DATA TO USE —

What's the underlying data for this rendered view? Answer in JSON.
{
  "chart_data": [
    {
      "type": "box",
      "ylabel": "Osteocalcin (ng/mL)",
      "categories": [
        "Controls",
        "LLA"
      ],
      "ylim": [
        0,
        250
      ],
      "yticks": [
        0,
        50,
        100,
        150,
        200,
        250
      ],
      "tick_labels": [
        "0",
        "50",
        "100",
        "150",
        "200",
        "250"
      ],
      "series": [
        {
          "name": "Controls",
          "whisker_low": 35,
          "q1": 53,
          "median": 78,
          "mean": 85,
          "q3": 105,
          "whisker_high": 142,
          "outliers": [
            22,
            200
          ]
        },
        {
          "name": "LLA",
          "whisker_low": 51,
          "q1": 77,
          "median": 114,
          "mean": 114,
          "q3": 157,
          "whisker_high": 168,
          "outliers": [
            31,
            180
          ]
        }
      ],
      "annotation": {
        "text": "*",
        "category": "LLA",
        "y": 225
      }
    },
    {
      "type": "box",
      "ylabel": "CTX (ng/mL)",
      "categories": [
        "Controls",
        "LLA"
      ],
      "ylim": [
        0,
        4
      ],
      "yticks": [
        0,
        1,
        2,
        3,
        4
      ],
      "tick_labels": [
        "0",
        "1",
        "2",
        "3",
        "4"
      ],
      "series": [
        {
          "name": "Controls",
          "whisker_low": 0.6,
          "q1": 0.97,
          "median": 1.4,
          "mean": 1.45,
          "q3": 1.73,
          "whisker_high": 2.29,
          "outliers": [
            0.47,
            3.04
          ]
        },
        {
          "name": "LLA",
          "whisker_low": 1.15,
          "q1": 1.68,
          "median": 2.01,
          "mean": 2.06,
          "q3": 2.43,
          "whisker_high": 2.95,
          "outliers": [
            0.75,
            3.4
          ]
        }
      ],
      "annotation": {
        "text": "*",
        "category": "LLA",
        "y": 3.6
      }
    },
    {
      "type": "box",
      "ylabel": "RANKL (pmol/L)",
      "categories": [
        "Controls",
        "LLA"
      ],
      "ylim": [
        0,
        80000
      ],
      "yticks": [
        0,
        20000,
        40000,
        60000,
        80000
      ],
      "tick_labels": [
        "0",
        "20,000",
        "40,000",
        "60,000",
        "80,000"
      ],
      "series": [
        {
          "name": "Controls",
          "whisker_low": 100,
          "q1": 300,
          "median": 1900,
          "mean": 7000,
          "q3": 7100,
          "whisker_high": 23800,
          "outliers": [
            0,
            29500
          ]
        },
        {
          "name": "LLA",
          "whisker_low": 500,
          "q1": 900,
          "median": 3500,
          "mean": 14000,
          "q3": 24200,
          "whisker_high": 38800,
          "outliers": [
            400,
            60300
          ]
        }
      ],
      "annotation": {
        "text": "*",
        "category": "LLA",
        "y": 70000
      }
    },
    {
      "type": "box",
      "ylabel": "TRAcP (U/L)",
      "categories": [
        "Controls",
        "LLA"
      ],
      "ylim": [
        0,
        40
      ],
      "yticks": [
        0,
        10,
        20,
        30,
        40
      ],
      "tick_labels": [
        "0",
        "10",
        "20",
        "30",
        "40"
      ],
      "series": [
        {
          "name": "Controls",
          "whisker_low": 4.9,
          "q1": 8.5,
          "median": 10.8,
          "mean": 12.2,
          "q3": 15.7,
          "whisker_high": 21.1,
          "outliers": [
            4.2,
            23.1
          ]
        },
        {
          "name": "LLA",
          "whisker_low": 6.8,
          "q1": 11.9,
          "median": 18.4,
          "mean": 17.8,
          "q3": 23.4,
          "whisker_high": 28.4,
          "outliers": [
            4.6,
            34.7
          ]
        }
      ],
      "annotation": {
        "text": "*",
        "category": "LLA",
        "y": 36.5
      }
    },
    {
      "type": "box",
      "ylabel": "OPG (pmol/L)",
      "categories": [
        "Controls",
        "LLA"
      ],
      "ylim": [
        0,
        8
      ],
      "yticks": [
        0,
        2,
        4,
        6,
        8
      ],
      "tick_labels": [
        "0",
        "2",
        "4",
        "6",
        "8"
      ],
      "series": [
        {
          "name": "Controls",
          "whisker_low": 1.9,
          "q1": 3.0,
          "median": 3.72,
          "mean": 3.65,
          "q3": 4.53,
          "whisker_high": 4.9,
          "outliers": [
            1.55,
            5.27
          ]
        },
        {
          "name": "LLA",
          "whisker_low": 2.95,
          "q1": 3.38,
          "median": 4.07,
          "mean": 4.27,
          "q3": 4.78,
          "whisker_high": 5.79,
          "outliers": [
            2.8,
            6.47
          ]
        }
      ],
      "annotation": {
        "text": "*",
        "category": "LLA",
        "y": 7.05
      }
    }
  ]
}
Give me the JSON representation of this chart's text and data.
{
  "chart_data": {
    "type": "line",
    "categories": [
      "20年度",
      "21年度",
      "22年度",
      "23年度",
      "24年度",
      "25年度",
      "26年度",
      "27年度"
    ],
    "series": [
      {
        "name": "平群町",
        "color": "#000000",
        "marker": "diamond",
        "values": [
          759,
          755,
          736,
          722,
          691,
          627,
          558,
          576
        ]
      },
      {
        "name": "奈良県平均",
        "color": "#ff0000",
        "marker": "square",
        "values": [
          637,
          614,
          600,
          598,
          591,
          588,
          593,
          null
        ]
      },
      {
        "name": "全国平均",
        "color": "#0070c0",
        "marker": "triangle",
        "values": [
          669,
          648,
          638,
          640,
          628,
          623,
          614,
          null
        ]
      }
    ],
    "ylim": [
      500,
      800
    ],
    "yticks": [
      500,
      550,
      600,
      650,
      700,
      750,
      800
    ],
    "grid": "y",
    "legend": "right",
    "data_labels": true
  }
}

THE PROBLEM —
Select every line of the records holding the string "median".

SOLUTION TO THE PROBLEM —
          "median": 78,
          "median": 114,
          "median": 1.4,
          "median": 2.01,
          "median": 1900,
          "median": 3500,
          "median": 10.8,
          "median": 18.4,
          "median": 3.72,
          "median": 4.07,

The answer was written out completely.